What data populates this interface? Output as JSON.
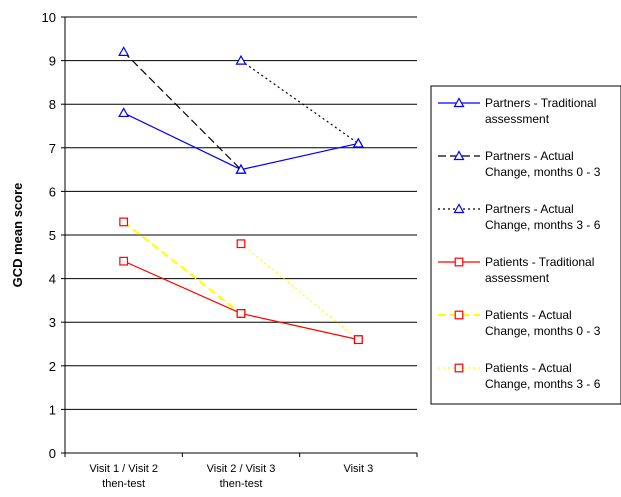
{
  "chart_data": {
    "type": "line",
    "title": "",
    "xlabel": "",
    "ylabel": "GCD mean score",
    "categories": [
      [
        "Visit 1 / Visit 2",
        "then-test"
      ],
      [
        "Visit 2 / Visit 3",
        "then-test"
      ],
      [
        "Visit 3"
      ]
    ],
    "ylim": [
      0,
      10
    ],
    "yticks": [
      "0",
      "1",
      "2",
      "3",
      "4",
      "5",
      "6",
      "7",
      "8",
      "9",
      "10"
    ],
    "grid": "horizontal",
    "legend_position": "right",
    "series": [
      {
        "name": [
          "Partners - Traditional",
          "assessment"
        ],
        "color": "#0000FF",
        "dash": "solid",
        "marker": "triangle",
        "values": [
          7.8,
          6.5,
          7.1
        ]
      },
      {
        "name": [
          "Partners - Actual",
          "Change, months 0 - 3"
        ],
        "color": "#000000",
        "dash": "dashed",
        "marker": "triangle",
        "values": [
          9.2,
          6.5,
          null
        ]
      },
      {
        "name": [
          "Partners - Actual",
          "Change, months 3 - 6"
        ],
        "color": "#000000",
        "dash": "dotted",
        "marker": "triangle",
        "values": [
          null,
          9.0,
          7.1
        ]
      },
      {
        "name": [
          "Patients - Traditional",
          "assessment"
        ],
        "color": "#FF0000",
        "dash": "solid",
        "marker": "square",
        "values": [
          4.4,
          3.2,
          2.6
        ]
      },
      {
        "name": [
          "Patients - Actual",
          "Change, months 0 - 3"
        ],
        "color": "#FFFF00",
        "dash": "dashed",
        "marker": "square",
        "values": [
          5.3,
          3.2,
          null
        ]
      },
      {
        "name": [
          "Patients - Actual",
          "Change, months 3 - 6"
        ],
        "color": "#FFFF00",
        "dash": "dotted",
        "marker": "square",
        "values": [
          null,
          4.8,
          2.6
        ]
      }
    ]
  }
}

+++

Brief:
Leave images out of the retyped records; keep all else exact.

The completed task:
What data populates this interface? Output as JSON.
{
  "chart_data": {
    "type": "line",
    "title": "",
    "xlabel": "",
    "ylabel": "GCD mean score",
    "categories": [
      [
        "Visit 1 / Visit 2",
        "then-test"
      ],
      [
        "Visit 2 / Visit 3",
        "then-test"
      ],
      [
        "Visit 3"
      ]
    ],
    "ylim": [
      0,
      10
    ],
    "yticks": [
      "0",
      "1",
      "2",
      "3",
      "4",
      "5",
      "6",
      "7",
      "8",
      "9",
      "10"
    ],
    "grid": "horizontal",
    "legend_position": "right",
    "series": [
      {
        "name": [
          "Partners - Traditional",
          "assessment"
        ],
        "color": "#0000FF",
        "dash": "solid",
        "marker": "triangle",
        "values": [
          7.8,
          6.5,
          7.1
        ]
      },
      {
        "name": [
          "Partners - Actual",
          "Change, months 0 - 3"
        ],
        "color": "#000000",
        "dash": "dashed",
        "marker": "triangle",
        "values": [
          9.2,
          6.5,
          null
        ]
      },
      {
        "name": [
          "Partners - Actual",
          "Change, months 3 - 6"
        ],
        "color": "#000000",
        "dash": "dotted",
        "marker": "triangle",
        "values": [
          null,
          9.0,
          7.1
        ]
      },
      {
        "name": [
          "Patients - Traditional",
          "assessment"
        ],
        "color": "#FF0000",
        "dash": "solid",
        "marker": "square",
        "values": [
          4.4,
          3.2,
          2.6
        ]
      },
      {
        "name": [
          "Patients - Actual",
          "Change, months 0 - 3"
        ],
        "color": "#FFFF00",
        "dash": "dashed",
        "marker": "square",
        "values": [
          5.3,
          3.2,
          null
        ]
      },
      {
        "name": [
          "Patients - Actual",
          "Change, months 3 - 6"
        ],
        "color": "#FFFF00",
        "dash": "dotted",
        "marker": "square",
        "values": [
          null,
          4.8,
          2.6
        ]
      }
    ]
  }
}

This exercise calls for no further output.